The exercise:
Scan the lines below for the word "lamoonlmao". Copy each line you find it in.

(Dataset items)
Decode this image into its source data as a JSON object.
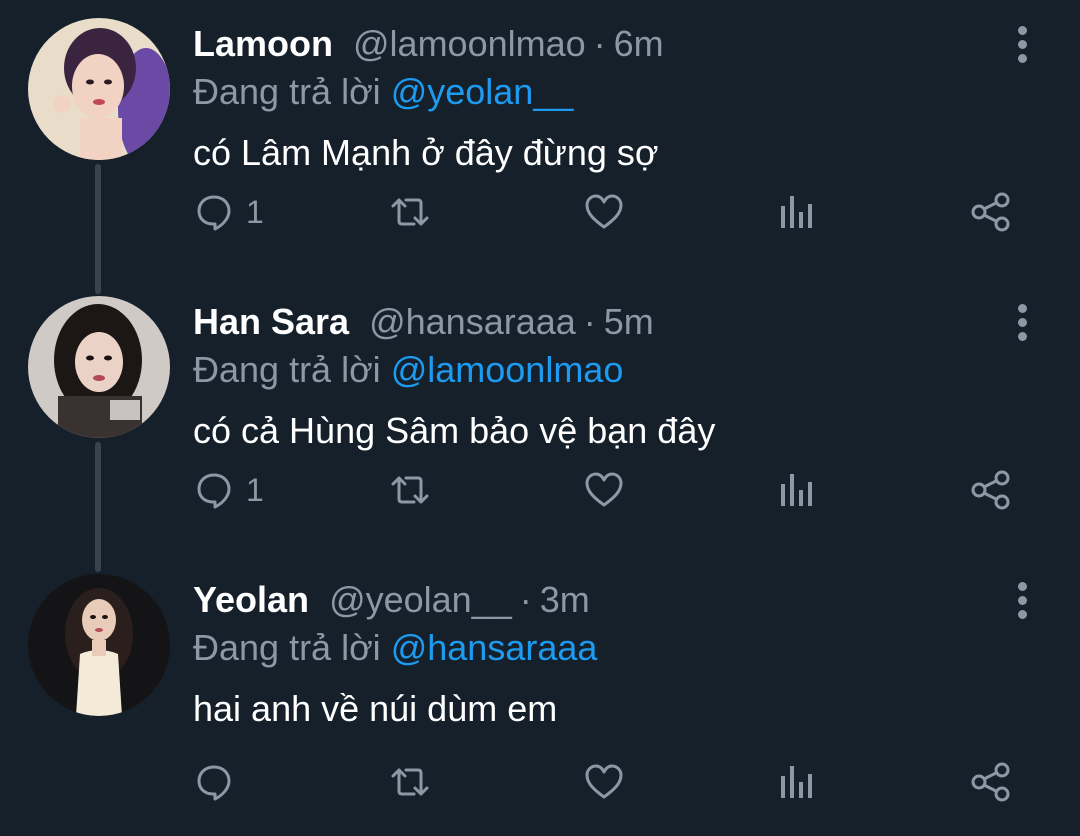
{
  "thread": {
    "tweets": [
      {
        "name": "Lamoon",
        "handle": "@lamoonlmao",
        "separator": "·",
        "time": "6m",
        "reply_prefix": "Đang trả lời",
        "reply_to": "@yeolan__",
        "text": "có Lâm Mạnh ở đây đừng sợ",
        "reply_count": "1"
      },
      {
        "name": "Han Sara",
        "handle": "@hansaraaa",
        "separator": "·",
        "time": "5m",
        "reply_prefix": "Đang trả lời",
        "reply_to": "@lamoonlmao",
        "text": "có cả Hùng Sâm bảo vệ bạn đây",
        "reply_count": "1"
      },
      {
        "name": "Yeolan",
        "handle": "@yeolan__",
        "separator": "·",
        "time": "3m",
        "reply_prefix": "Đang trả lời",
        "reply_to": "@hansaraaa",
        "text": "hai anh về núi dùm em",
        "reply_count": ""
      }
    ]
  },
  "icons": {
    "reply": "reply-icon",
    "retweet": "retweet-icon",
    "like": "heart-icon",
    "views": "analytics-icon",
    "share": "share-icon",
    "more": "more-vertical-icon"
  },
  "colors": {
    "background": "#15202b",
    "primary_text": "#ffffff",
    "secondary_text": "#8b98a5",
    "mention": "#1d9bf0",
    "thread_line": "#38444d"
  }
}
* * *
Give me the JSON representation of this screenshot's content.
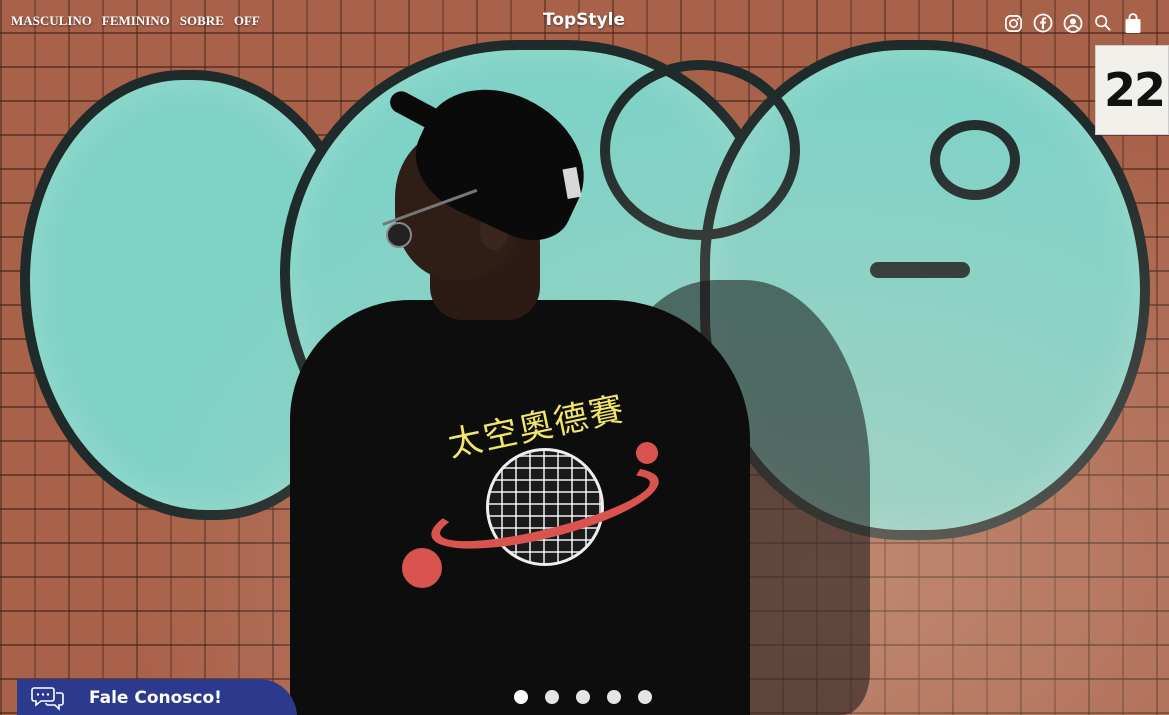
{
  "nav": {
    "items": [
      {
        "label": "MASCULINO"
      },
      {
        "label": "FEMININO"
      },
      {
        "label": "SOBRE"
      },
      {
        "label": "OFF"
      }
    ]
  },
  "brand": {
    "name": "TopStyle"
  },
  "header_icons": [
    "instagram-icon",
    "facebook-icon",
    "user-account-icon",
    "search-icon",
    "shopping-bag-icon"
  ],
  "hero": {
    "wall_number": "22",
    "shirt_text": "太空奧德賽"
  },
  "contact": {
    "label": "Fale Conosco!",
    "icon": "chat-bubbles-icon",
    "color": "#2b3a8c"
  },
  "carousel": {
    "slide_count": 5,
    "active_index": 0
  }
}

Answer for the task:
        "handle": "@lamoonlmao",
        "reply_to": "@lamoonlmao",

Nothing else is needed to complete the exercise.